-- start Dataset extract --

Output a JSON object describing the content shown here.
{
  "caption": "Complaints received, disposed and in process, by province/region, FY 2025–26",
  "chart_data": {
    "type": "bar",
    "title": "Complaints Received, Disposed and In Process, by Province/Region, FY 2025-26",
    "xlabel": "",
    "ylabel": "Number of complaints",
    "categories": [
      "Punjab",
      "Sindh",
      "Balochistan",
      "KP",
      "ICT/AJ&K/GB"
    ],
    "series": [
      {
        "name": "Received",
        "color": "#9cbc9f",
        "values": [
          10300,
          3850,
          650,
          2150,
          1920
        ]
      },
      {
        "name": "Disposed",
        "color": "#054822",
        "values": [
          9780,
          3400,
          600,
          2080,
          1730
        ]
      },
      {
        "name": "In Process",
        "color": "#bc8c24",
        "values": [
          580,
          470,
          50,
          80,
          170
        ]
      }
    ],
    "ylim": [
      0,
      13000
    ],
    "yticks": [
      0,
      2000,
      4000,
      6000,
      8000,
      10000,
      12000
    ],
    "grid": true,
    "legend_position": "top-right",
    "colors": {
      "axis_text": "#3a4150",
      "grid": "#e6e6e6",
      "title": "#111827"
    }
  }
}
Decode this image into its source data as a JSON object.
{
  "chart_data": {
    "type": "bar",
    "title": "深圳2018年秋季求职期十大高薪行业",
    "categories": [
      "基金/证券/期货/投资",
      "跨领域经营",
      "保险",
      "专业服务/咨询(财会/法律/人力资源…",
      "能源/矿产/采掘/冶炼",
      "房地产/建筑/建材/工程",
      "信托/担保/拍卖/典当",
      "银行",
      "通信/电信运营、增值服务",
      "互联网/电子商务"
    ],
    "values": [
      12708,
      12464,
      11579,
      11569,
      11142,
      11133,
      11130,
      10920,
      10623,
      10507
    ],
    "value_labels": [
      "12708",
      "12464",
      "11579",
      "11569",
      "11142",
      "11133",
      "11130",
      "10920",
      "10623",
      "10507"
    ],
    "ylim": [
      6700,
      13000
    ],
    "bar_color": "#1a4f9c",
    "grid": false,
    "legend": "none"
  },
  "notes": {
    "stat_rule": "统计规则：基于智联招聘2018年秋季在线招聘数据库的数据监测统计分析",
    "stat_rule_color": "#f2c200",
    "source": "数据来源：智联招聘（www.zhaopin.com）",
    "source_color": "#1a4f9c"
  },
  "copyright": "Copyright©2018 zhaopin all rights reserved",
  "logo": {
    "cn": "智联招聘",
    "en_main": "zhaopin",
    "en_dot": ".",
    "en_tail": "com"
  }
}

-- end Dataset extract --

• Directions for this task: Using the data above, output each line exactly.

• Task answer:
Output a JSON object describing the content shown here.
{
  "caption": "Complaints received, disposed and in process, by province/region, FY 2025–26",
  "chart_data": {
    "type": "bar",
    "title": "Complaints Received, Disposed and In Process, by Province/Region, FY 2025-26",
    "xlabel": "",
    "ylabel": "Number of complaints",
    "categories": [
      "Punjab",
      "Sindh",
      "Balochistan",
      "KP",
      "ICT/AJ&K/GB"
    ],
    "series": [
      {
        "name": "Received",
        "color": "#9cbc9f",
        "values": [
          10300,
          3850,
          650,
          2150,
          1920
        ]
      },
      {
        "name": "Disposed",
        "color": "#054822",
        "values": [
          9780,
          3400,
          600,
          2080,
          1730
        ]
      },
      {
        "name": "In Process",
        "color": "#bc8c24",
        "values": [
          580,
          470,
          50,
          80,
          170
        ]
      }
    ],
    "ylim": [
      0,
      13000
    ],
    "yticks": [
      0,
      2000,
      4000,
      6000,
      8000,
      10000,
      12000
    ],
    "grid": true,
    "legend_position": "top-right",
    "colors": {
      "axis_text": "#3a4150",
      "grid": "#e6e6e6",
      "title": "#111827"
    }
  }
}
Decode this image into its source data as a JSON object.
{
  "chart_data": {
    "type": "bar",
    "title": "深圳2018年秋季求职期十大高薪行业",
    "categories": [
      "基金/证券/期货/投资",
      "跨领域经营",
      "保险",
      "专业服务/咨询(财会/法律/人力资源…",
      "能源/矿产/采掘/冶炼",
      "房地产/建筑/建材/工程",
      "信托/担保/拍卖/典当",
      "银行",
      "通信/电信运营、增值服务",
      "互联网/电子商务"
    ],
    "values": [
      12708,
      12464,
      11579,
      11569,
      11142,
      11133,
      11130,
      10920,
      10623,
      10507
    ],
    "value_labels": [
      "12708",
      "12464",
      "11579",
      "11569",
      "11142",
      "11133",
      "11130",
      "10920",
      "10623",
      "10507"
    ],
    "ylim": [
      6700,
      13000
    ],
    "bar_color": "#1a4f9c",
    "grid": false,
    "legend": "none"
  },
  "notes": {
    "stat_rule": "统计规则：基于智联招聘2018年秋季在线招聘数据库的数据监测统计分析",
    "stat_rule_color": "#f2c200",
    "source": "数据来源：智联招聘（www.zhaopin.com）",
    "source_color": "#1a4f9c"
  },
  "copyright": "Copyright©2018 zhaopin all rights reserved",
  "logo": {
    "cn": "智联招聘",
    "en_main": "zhaopin",
    "en_dot": ".",
    "en_tail": "com"
  }
}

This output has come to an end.